Description of the task =
State how many lines of the entries below hold the word "ДУША"; reply with nothing but the number.

Given data =

Begin

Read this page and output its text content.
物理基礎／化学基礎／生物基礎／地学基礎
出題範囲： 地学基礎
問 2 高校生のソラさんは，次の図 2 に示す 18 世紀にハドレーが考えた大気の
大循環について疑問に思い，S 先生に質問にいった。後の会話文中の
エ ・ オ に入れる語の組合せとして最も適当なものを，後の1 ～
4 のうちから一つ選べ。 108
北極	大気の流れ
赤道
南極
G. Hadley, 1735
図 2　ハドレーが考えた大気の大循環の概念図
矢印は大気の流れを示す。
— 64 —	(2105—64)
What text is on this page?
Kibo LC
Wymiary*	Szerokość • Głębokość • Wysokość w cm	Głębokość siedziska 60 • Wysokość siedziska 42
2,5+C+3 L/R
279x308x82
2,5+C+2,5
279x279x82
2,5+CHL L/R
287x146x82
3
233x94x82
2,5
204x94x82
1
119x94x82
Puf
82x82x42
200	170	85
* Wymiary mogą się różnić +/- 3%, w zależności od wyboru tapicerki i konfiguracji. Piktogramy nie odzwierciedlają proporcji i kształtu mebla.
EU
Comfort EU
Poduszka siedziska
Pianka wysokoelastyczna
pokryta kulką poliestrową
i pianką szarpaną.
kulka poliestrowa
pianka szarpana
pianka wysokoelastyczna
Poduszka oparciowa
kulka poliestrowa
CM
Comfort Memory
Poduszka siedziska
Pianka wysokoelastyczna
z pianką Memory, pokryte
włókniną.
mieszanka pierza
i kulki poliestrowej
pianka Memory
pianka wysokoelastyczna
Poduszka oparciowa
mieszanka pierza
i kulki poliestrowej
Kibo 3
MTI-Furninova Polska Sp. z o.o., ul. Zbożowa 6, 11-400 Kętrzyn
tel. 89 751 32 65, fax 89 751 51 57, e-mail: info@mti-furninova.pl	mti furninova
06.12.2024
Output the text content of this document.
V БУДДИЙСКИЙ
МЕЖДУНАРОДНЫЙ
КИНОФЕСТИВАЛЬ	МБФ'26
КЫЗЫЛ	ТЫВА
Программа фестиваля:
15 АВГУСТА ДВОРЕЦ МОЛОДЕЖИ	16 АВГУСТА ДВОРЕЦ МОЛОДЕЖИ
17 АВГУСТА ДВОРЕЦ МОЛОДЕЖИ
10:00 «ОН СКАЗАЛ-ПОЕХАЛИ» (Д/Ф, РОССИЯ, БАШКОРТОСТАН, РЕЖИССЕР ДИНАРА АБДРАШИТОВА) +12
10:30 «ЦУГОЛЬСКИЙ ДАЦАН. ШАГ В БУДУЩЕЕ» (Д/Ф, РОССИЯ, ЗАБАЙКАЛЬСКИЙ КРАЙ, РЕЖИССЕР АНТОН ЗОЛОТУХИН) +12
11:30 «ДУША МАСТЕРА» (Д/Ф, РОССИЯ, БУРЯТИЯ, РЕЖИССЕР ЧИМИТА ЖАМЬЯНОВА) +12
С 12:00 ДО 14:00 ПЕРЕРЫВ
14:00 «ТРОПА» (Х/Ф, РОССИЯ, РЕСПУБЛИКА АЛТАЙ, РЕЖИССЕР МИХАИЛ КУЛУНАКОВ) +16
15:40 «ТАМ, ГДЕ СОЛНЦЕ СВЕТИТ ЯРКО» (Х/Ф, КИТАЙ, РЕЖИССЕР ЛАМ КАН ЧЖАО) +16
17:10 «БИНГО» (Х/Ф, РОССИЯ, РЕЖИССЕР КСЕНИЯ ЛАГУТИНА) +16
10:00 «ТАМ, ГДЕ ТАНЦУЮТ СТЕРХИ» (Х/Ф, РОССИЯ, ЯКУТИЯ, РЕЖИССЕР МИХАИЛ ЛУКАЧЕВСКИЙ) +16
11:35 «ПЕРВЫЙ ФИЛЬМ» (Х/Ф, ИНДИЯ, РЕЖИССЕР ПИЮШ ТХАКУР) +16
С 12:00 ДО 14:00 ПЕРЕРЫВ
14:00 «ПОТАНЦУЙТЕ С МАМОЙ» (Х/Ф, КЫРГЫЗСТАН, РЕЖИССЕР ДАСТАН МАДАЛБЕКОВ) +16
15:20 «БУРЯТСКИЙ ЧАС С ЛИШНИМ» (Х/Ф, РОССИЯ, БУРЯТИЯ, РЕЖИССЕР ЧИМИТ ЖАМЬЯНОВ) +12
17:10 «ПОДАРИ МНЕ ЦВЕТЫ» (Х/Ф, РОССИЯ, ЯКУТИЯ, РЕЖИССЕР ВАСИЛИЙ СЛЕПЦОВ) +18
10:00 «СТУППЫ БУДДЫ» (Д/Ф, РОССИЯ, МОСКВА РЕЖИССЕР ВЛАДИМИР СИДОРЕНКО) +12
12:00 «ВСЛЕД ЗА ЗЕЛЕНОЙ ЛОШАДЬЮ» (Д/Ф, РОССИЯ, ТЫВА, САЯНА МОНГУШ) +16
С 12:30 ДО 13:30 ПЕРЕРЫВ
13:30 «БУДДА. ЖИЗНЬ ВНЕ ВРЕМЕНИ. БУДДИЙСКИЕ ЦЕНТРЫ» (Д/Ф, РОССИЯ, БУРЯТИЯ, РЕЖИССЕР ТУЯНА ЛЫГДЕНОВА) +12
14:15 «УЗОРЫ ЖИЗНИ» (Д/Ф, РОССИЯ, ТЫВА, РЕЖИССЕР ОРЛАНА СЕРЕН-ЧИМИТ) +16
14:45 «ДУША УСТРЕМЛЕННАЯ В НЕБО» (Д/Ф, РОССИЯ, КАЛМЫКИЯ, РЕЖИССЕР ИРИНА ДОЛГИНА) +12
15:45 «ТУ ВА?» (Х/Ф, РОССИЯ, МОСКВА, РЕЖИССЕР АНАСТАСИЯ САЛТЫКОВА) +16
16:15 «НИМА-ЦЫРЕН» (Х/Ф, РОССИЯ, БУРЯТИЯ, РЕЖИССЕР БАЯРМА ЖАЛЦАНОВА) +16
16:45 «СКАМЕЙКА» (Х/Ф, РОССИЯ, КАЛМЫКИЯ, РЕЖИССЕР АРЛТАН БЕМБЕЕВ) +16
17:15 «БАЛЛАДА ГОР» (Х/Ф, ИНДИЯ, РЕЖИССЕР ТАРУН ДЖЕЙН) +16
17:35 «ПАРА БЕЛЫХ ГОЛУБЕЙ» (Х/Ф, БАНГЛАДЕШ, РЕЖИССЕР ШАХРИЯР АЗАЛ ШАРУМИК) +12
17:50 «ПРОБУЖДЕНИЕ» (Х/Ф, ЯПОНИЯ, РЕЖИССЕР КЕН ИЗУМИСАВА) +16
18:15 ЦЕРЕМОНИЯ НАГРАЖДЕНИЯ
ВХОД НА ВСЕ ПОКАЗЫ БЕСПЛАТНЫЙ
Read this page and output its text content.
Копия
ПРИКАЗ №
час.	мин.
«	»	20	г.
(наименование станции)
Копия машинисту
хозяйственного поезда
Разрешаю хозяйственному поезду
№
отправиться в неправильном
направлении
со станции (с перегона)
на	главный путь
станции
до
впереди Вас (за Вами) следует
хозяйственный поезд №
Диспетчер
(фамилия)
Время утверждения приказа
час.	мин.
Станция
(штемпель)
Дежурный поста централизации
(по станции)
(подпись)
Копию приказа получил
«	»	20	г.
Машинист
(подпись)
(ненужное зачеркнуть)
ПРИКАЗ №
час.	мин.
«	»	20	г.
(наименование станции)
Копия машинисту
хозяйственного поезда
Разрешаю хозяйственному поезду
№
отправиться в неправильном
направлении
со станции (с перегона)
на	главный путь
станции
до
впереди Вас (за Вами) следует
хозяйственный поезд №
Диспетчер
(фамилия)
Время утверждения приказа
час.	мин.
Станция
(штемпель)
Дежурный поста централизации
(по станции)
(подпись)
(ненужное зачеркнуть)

End

Exercise output =
2